'''

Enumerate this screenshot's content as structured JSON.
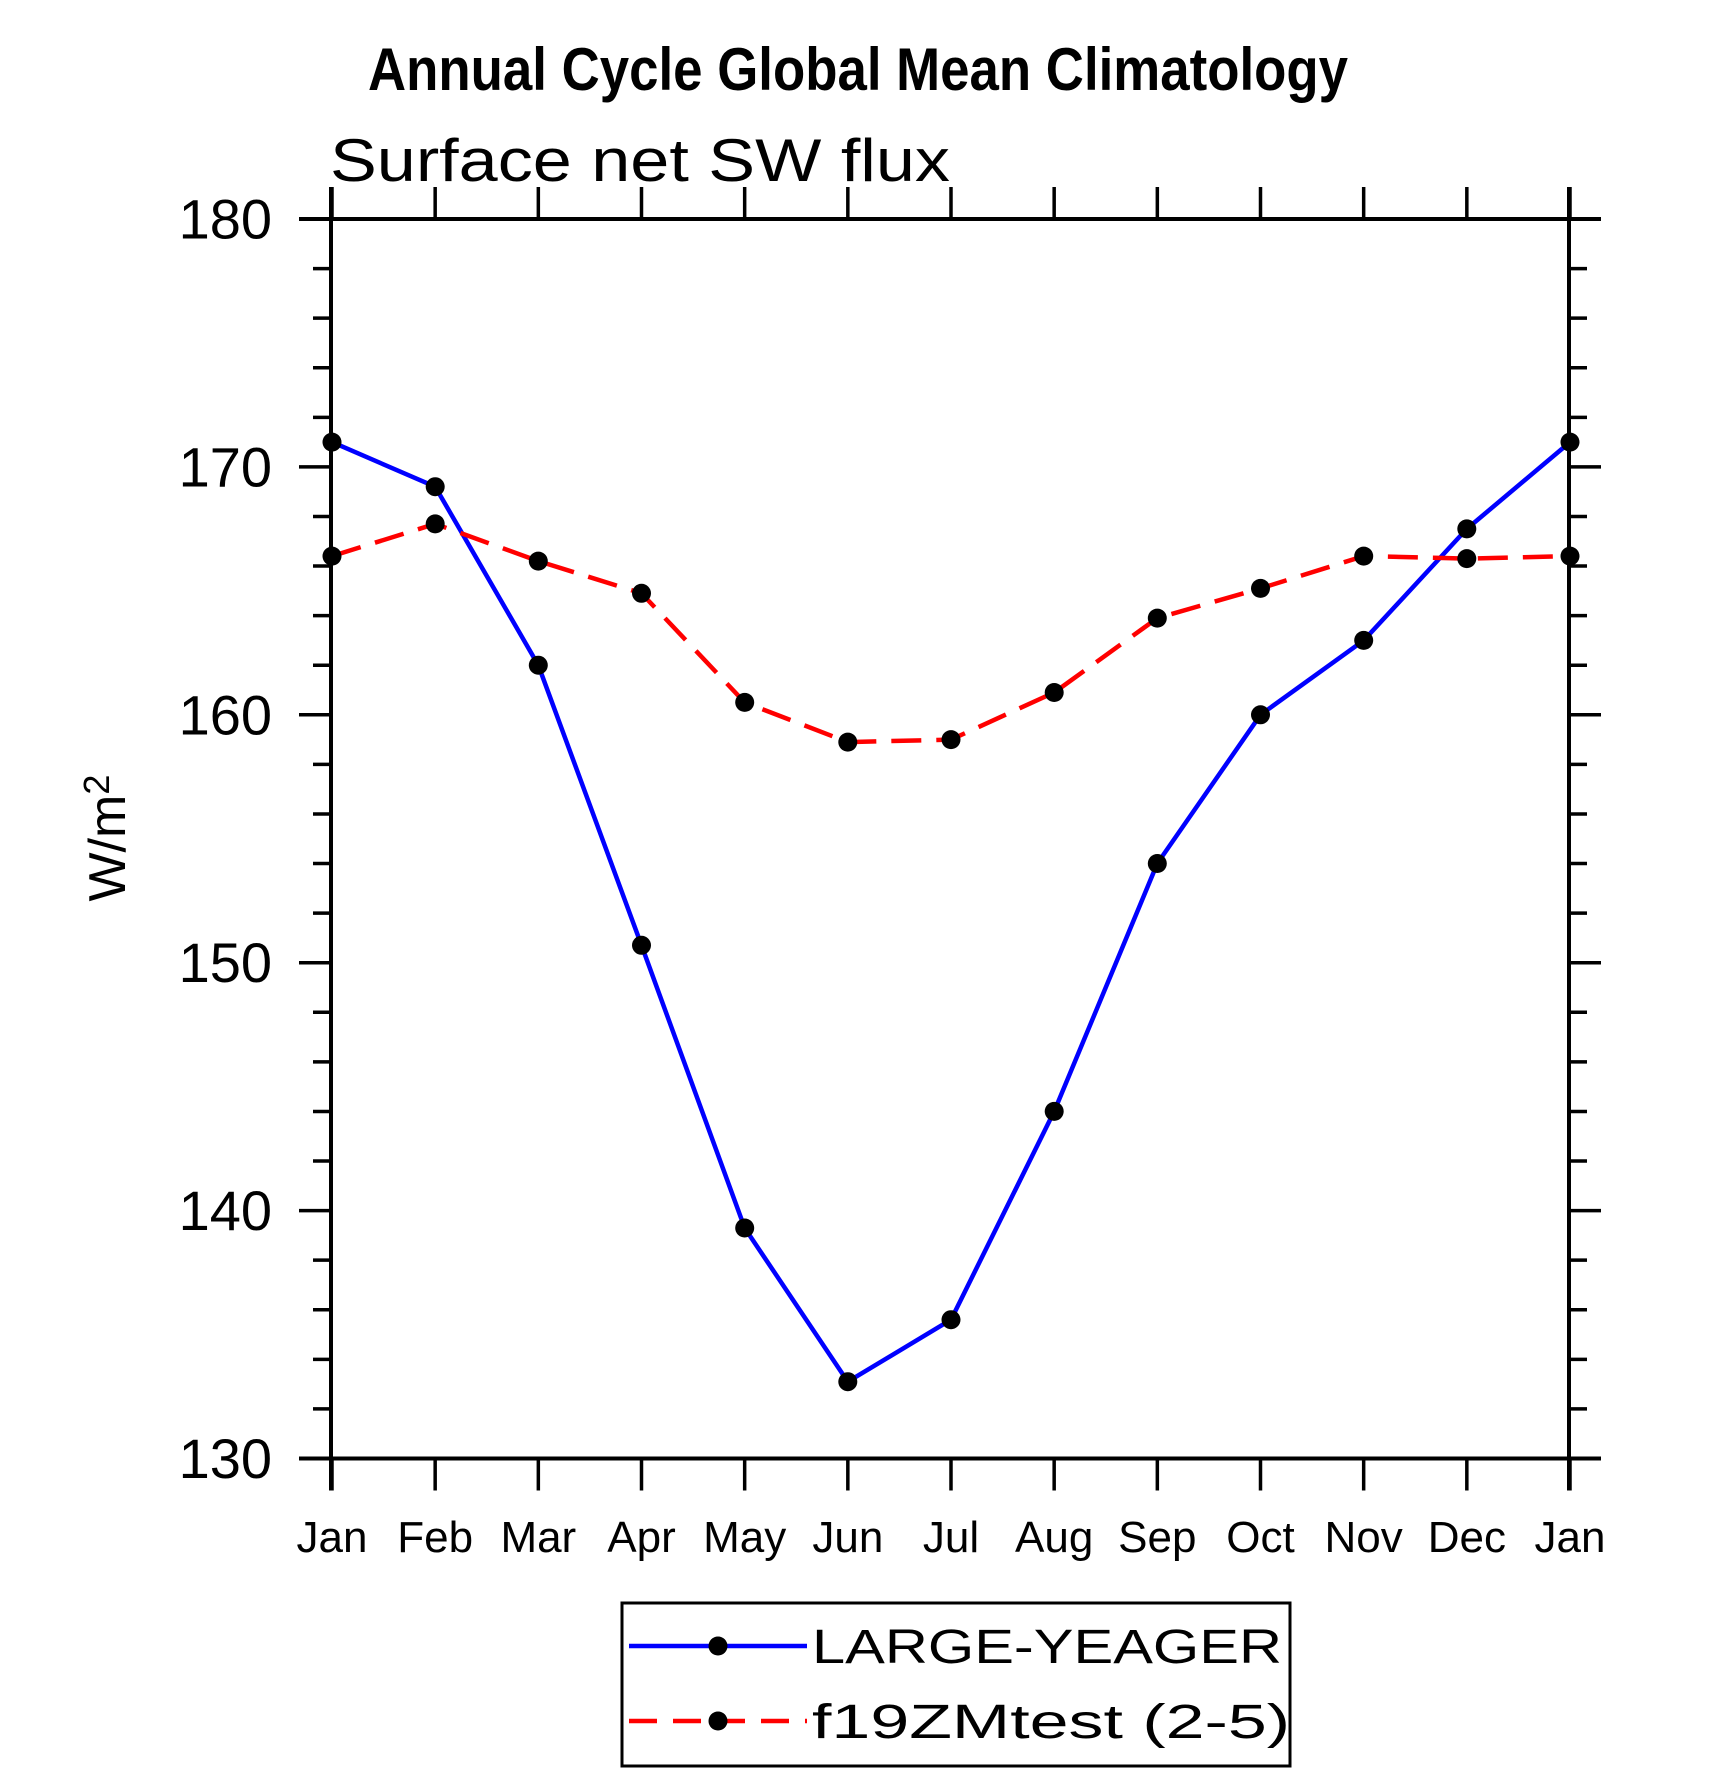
{
  "chart_data": {
    "type": "line",
    "title": "Annual Cycle Global Mean Climatology",
    "subtitle": "Surface net SW flux",
    "ylabel": "W/m²",
    "ylabel_base": "W/m",
    "ylabel_exponent": "2",
    "x_categories": [
      "Jan",
      "Feb",
      "Mar",
      "Apr",
      "May",
      "Jun",
      "Jul",
      "Aug",
      "Sep",
      "Oct",
      "Nov",
      "Dec",
      "Jan"
    ],
    "ylim": [
      130,
      180
    ],
    "ytick_major": [
      130,
      140,
      150,
      160,
      170,
      180
    ],
    "ytick_minor_step": 2,
    "grid": false,
    "axis_color": "#000000",
    "marker_color": "#000000",
    "series": [
      {
        "name": "LARGE-YEAGER",
        "color": "#0000ff",
        "line_style": "solid",
        "marker": "circle",
        "values": [
          171.0,
          169.2,
          162.0,
          150.7,
          139.3,
          133.1,
          135.6,
          144.0,
          154.0,
          160.0,
          163.0,
          167.5,
          171.0
        ]
      },
      {
        "name": "f19ZMtest (2-5)",
        "color": "#ff0000",
        "line_style": "dashed",
        "marker": "circle",
        "values": [
          166.4,
          167.7,
          166.2,
          164.9,
          160.5,
          158.9,
          159.0,
          160.9,
          163.9,
          165.1,
          166.4,
          166.3,
          166.4
        ]
      }
    ],
    "legend_position": "bottom-center"
  }
}
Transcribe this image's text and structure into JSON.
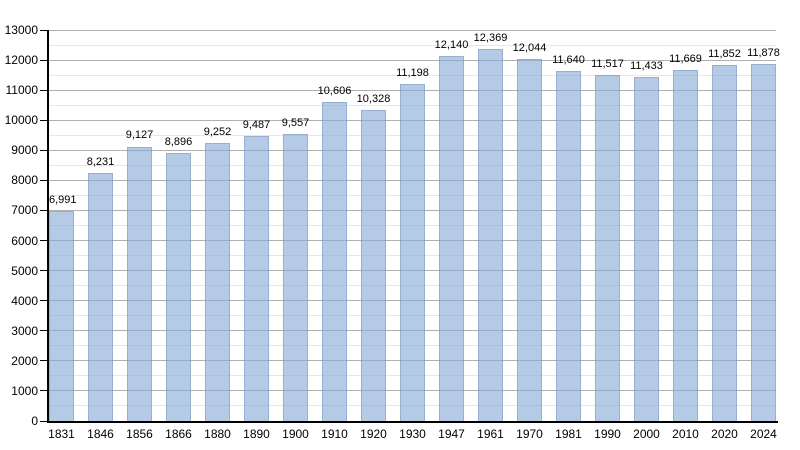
{
  "chart_data": {
    "type": "bar",
    "title": "",
    "xlabel": "",
    "ylabel": "",
    "categories": [
      "1831",
      "1846",
      "1856",
      "1866",
      "1880",
      "1890",
      "1900",
      "1910",
      "1920",
      "1930",
      "1947",
      "1961",
      "1970",
      "1981",
      "1990",
      "2000",
      "2010",
      "2020",
      "2024"
    ],
    "values": [
      6991,
      8231,
      9127,
      8896,
      9252,
      9487,
      9557,
      10606,
      10328,
      11198,
      12140,
      12369,
      12044,
      11640,
      11517,
      11433,
      11669,
      11852,
      11878
    ],
    "value_labels": [
      "6,991",
      "8,231",
      "9,127",
      "8,896",
      "9,252",
      "9,487",
      "9,557",
      "10,606",
      "10,328",
      "11,198",
      "12,140",
      "12,369",
      "12,044",
      "11,640",
      "11,517",
      "11,433",
      "11,669",
      "11,852",
      "11,878"
    ],
    "ylim": [
      0,
      13000
    ],
    "y_major_step": 1000,
    "y_minor_step": 500,
    "y_tick_labels": [
      "0",
      "1000",
      "2000",
      "3000",
      "4000",
      "5000",
      "6000",
      "7000",
      "8000",
      "9000",
      "10000",
      "11000",
      "12000",
      "13000"
    ],
    "grid": "major-and-minor-horizontal",
    "legend": "none",
    "colors": {
      "bar_fill": "rgba(135,170,212,0.62)",
      "bar_border": "rgba(96,130,170,0.35)",
      "grid_major": "#b0b0b0",
      "grid_minor": "#e7e7e7",
      "axis": "#000000",
      "text": "#000000",
      "background": "#ffffff"
    }
  }
}
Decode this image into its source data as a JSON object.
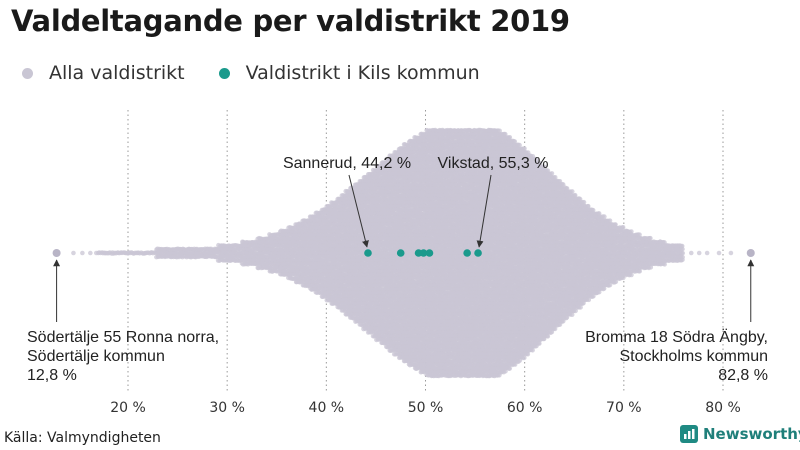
{
  "title": "Valdeltagande per valdistrikt 2019",
  "legend": [
    {
      "label": "Alla valdistrikt",
      "color": "#c9c6d4"
    },
    {
      "label": "Valdistrikt i Kils kommun",
      "color": "#1a9a8c"
    }
  ],
  "source": "Källa: Valmyndigheten",
  "brand": "Newsworthy",
  "chart_data": {
    "type": "scatter",
    "subtype": "beeswarm",
    "xlim": [
      10,
      85
    ],
    "ticks": [
      20,
      30,
      40,
      50,
      60,
      70,
      80
    ],
    "tick_labels": [
      "20 %",
      "30 %",
      "40 %",
      "50 %",
      "60 %",
      "70 %",
      "80 %"
    ],
    "grid": true,
    "series": [
      {
        "name": "Alla valdistrikt",
        "color": "#c9c6d4",
        "min": 12.8,
        "max": 82.8,
        "peak": 54
      },
      {
        "name": "Valdistrikt i Kils kommun",
        "color": "#1a9a8c",
        "values": [
          44.2,
          47.5,
          49.3,
          49.8,
          50.4,
          54.2,
          55.3
        ]
      }
    ],
    "annotations": [
      {
        "id": "sannerud",
        "text": "Sannerud, 44,2 %",
        "value": 44.2
      },
      {
        "id": "vikstad",
        "text": "Vikstad, 55,3 %",
        "value": 55.3
      },
      {
        "id": "min",
        "lines": [
          "Södertälje 55 Ronna norra,",
          "Södertälje kommun",
          "12,8 %"
        ],
        "value": 12.8
      },
      {
        "id": "max",
        "lines": [
          "Bromma 18 Södra Ängby,",
          "Stockholms kommun",
          "82,8 %"
        ],
        "value": 82.8
      }
    ]
  }
}
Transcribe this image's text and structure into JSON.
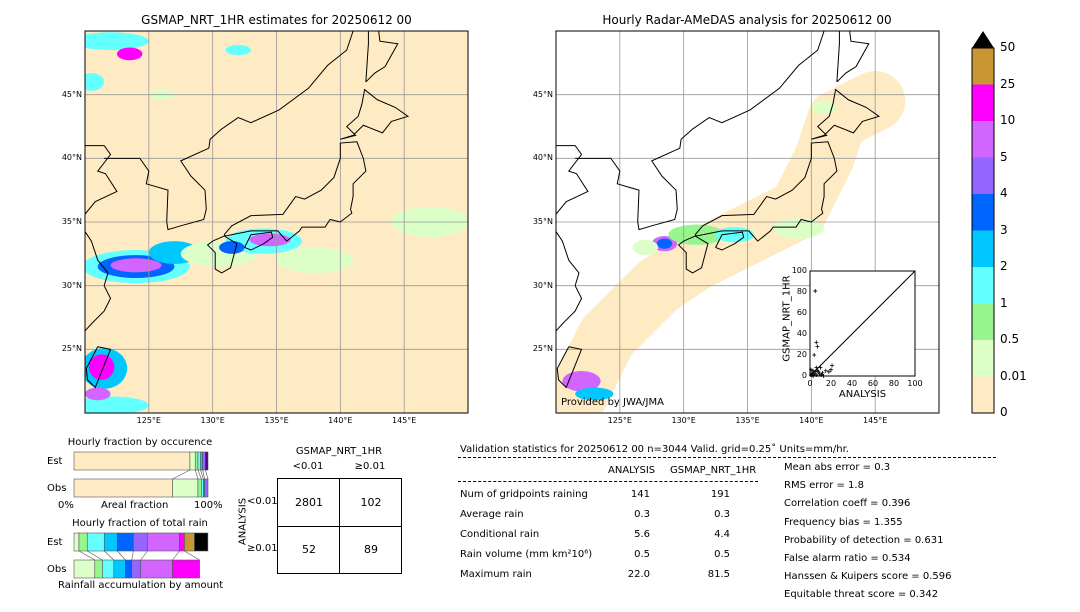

'''

**Work to complete**
All of the lines above should be retyped precisely, apart from the pictures.

**Solution**
Enumerate this screenshot's content as structured JSON.
{
  "chart_data": {
    "type": "line",
    "title": "Annual Cycle Global Mean Climatology",
    "subtitle": "Surface net SW flux",
    "ylabel": "W/m²",
    "ylabel_base": "W/m",
    "ylabel_exponent": "2",
    "x_categories": [
      "Jan",
      "Feb",
      "Mar",
      "Apr",
      "May",
      "Jun",
      "Jul",
      "Aug",
      "Sep",
      "Oct",
      "Nov",
      "Dec",
      "Jan"
    ],
    "ylim": [
      130,
      180
    ],
    "ytick_major": [
      130,
      140,
      150,
      160,
      170,
      180
    ],
    "ytick_minor_step": 2,
    "grid": false,
    "axis_color": "#000000",
    "marker_color": "#000000",
    "series": [
      {
        "name": "LARGE-YEAGER",
        "color": "#0000ff",
        "line_style": "solid",
        "marker": "circle",
        "values": [
          171.0,
          169.2,
          162.0,
          150.7,
          139.3,
          133.1,
          135.6,
          144.0,
          154.0,
          160.0,
          163.0,
          167.5,
          171.0
        ]
      },
      {
        "name": "f19ZMtest (2-5)",
        "color": "#ff0000",
        "line_style": "dashed",
        "marker": "circle",
        "values": [
          166.4,
          167.7,
          166.2,
          164.9,
          160.5,
          158.9,
          159.0,
          160.9,
          163.9,
          165.1,
          166.4,
          166.3,
          166.4
        ]
      }
    ],
    "legend_position": "bottom-center"
  }
}
Transcribe this image's text and structure into JSON.
{
  "chart_data": {
    "type": "bar",
    "title": "",
    "xlabel": "",
    "ylabel": "",
    "categories": [
      "1831",
      "1846",
      "1856",
      "1866",
      "1880",
      "1890",
      "1900",
      "1910",
      "1920",
      "1930",
      "1947",
      "1961",
      "1970",
      "1981",
      "1990",
      "2000",
      "2010",
      "2020",
      "2024"
    ],
    "values": [
      6991,
      8231,
      9127,
      8896,
      9252,
      9487,
      9557,
      10606,
      10328,
      11198,
      12140,
      12369,
      12044,
      11640,
      11517,
      11433,
      11669,
      11852,
      11878
    ],
    "value_labels": [
      "6,991",
      "8,231",
      "9,127",
      "8,896",
      "9,252",
      "9,487",
      "9,557",
      "10,606",
      "10,328",
      "11,198",
      "12,140",
      "12,369",
      "12,044",
      "11,640",
      "11,517",
      "11,433",
      "11,669",
      "11,852",
      "11,878"
    ],
    "ylim": [
      0,
      13000
    ],
    "y_major_step": 1000,
    "y_minor_step": 500,
    "y_tick_labels": [
      "0",
      "1000",
      "2000",
      "3000",
      "4000",
      "5000",
      "6000",
      "7000",
      "8000",
      "9000",
      "10000",
      "11000",
      "12000",
      "13000"
    ],
    "grid": "major-and-minor-horizontal",
    "legend": "none",
    "colors": {
      "bar_fill": "rgba(135,170,212,0.62)",
      "bar_border": "rgba(96,130,170,0.35)",
      "grid_major": "#b0b0b0",
      "grid_minor": "#e7e7e7",
      "axis": "#000000",
      "text": "#000000",
      "background": "#ffffff"
    }
  }
}
Decode this image into its source data as a JSON object.
{
  "title": "Valdeltagande per valdistrikt 2019",
  "legend": [
    {
      "label": "Alla valdistrikt",
      "color": "#c9c6d4"
    },
    {
      "label": "Valdistrikt i Kils kommun",
      "color": "#1a9a8c"
    }
  ],
  "source": "Källa: Valmyndigheten",
  "brand": "Newsworthy",
  "chart_data": {
    "type": "scatter",
    "subtype": "beeswarm",
    "xlim": [
      10,
      85
    ],
    "ticks": [
      20,
      30,
      40,
      50,
      60,
      70,
      80
    ],
    "tick_labels": [
      "20 %",
      "30 %",
      "40 %",
      "50 %",
      "60 %",
      "70 %",
      "80 %"
    ],
    "grid": true,
    "series": [
      {
        "name": "Alla valdistrikt",
        "color": "#c9c6d4",
        "min": 12.8,
        "max": 82.8,
        "peak": 54
      },
      {
        "name": "Valdistrikt i Kils kommun",
        "color": "#1a9a8c",
        "values": [
          44.2,
          47.5,
          49.3,
          49.8,
          50.4,
          54.2,
          55.3
        ]
      }
    ],
    "annotations": [
      {
        "id": "sannerud",
        "text": "Sannerud, 44,2 %",
        "value": 44.2
      },
      {
        "id": "vikstad",
        "text": "Vikstad, 55,3 %",
        "value": 55.3
      },
      {
        "id": "min",
        "lines": [
          "Södertälje 55 Ronna norra,",
          "Södertälje kommun",
          "12,8 %"
        ],
        "value": 12.8
      },
      {
        "id": "max",
        "lines": [
          "Bromma 18 Södra Ängby,",
          "Stockholms kommun",
          "82,8 %"
        ],
        "value": 82.8
      }
    ]
  }
}
Transcribe this image's text and structure into JSON.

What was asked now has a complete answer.